WRITTEN PROBLEM >>
Images are not part of the copy; write out the rest of the data exactly as given.

[Recorded data]
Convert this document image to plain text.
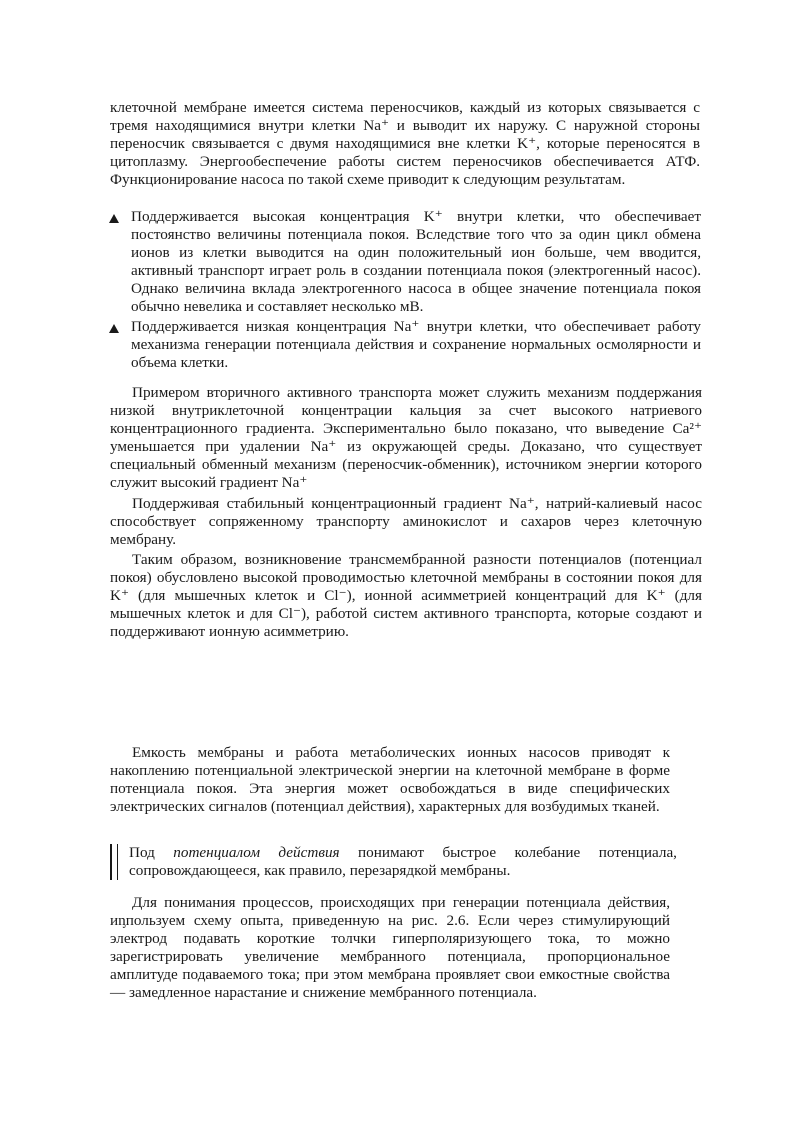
клеточной мембране имеется система переносчиков, каждый из которых связывается с тремя находящимися внутри клетки Na⁺ и выводит их наружу. С наружной стороны переносчик связывается с двумя находящимися вне клетки K⁺, которые переносятся в цитоплазму. Энергообеспечение работы систем переносчиков обеспечивается АТФ. Функционирование насоса по такой схеме приводит к следующим результатам.

Поддерживается высокая концентрация K⁺ внутри клетки, что обеспечивает постоянство величины потенциала покоя. Вследствие того что за один цикл обмена ионов из клетки выводится на один положительный ион больше, чем вводится, активный транспорт играет роль в создании потенциала покоя (электрогенный насос). Однако величина вклада электрогенного насоса в общее значение потенциала покоя обычно невелика и составляет несколько мВ.

Поддерживается низкая концентрация Na⁺ внутри клетки, что обеспечивает работу механизма генерации потенциала действия и сохранение нормальных осмолярности и объема клетки.

Примером вторичного активного транспорта может служить механизм поддержания низкой внутриклеточной концентрации кальция за счет высокого натриевого концентрационного градиента. Экспериментально было показано, что выведение Ca²⁺ уменьшается при удалении Na⁺ из окружающей среды. Доказано, что существует специальный обменный механизм (переносчик-обменник), источником энергии которого служит высокий градиент Na⁺

Поддерживая стабильный концентрационный градиент Na⁺, натрий-калиевый насос способствует сопряженному транспорту аминокислот и сахаров через клеточную мембрану.

Таким образом, возникновение трансмембранной разности потенциалов (потенциал покоя) обусловлено высокой проводимостью клеточной мембраны в состоянии покоя для K⁺ (для мышечных клеток и Cl⁻), ионной асимметрией концентраций для K⁺ (для мышечных клеток и для Cl⁻), работой систем активного транспорта, которые создают и поддерживают ионную асимметрию.

Емкость мембраны и работа метаболических ионных насосов приводят к накоплению потенциальной электрической энергии на клеточной мембране в форме потенциала покоя. Эта энергия может освобождаться в виде специфических электрических сигналов (потенциал действия), характерных для возбудимых тканей.

Под потенциалом действия понимают быстрое колебание потенциала, сопровождающееся, как правило, перезарядкой мембраны.

Для понимания процессов, происходящих при генерации потенциала действия, иᶇпользуем схему опыта, приведенную на рис. 2.6. Если через стимулирующий электрод подавать короткие толчки гиперполяризующего тока, то можно зарегистрировать увеличение мембранного потенциала, пропорциональное амплитуде подаваемого тока; при этом мембрана проявляет свои емкостные свойства — замедленное нарастание и снижение мембранного потенциала.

RESULT OF THE TASK >>
Convert this document image to plain text.
клеточной мембране имеется система переносчиков, каждый из которых связывается с тремя находящимися внутри клетки Na⁺ и выводит их наружу. С наружной стороны переносчик связывается с двумя находящимися вне клетки K⁺, которые переносятся в цитоплазму. Энергообеспечение работы систем переносчиков обеспечивается АТФ. Функционирование насоса по такой схеме приводит к следующим результатам.

Поддерживается высокая концентрация K⁺ внутри клетки, что обеспечивает постоянство величины потенциала покоя. Вследствие того что за один цикл обмена ионов из клетки выводится на один положительный ион больше, чем вводится, активный транспорт играет роль в создании потенциала покоя (электрогенный насос). Однако величина вклада электрогенного насоса в общее значение потенциала покоя обычно невелика и составляет несколько мВ.

Поддерживается низкая концентрация Na⁺ внутри клетки, что обеспечивает работу механизма генерации потенциала действия и сохранение нормальных осмолярности и объема клетки.

Примером вторичного активного транспорта может служить механизм поддержания низкой внутриклеточной концентрации кальция за счет высокого натриевого концентрационного градиента. Экспериментально было показано, что выведение Ca²⁺ уменьшается при удалении Na⁺ из окружающей среды. Доказано, что существует специальный обменный механизм (переносчик-обменник), источником энергии которого служит высокий градиент Na⁺

Поддерживая стабильный концентрационный градиент Na⁺, натрий-калиевый насос способствует сопряженному транспорту аминокислот и сахаров через клеточную мембрану.

Таким образом, возникновение трансмембранной разности потенциалов (потенциал покоя) обусловлено высокой проводимостью клеточной мембраны в состоянии покоя для K⁺ (для мышечных клеток и Cl⁻), ионной асимметрией концентраций для K⁺ (для мышечных клеток и для Cl⁻), работой систем активного транспорта, которые создают и поддерживают ионную асимметрию.

Емкость мембраны и работа метаболических ионных насосов приводят к накоплению потенциальной электрической энергии на клеточной мембране в форме потенциала покоя. Эта энергия может освобождаться в виде специфических электрических сигналов (потенциал действия), характерных для возбудимых тканей.

Под потенциалом действия понимают быстрое колебание потенциала, сопровождающееся, как правило, перезарядкой мембраны.

Для понимания процессов, происходящих при генерации потенциала действия, иᶇпользуем схему опыта, приведенную на рис. 2.6. Если через стимулирующий электрод подавать короткие толчки гиперполяризующего тока, то можно зарегистрировать увеличение мембранного потенциала, пропорциональное амплитуде подаваемого тока; при этом мембрана проявляет свои емкостные свойства — замедленное нарастание и снижение мембранного потенциала.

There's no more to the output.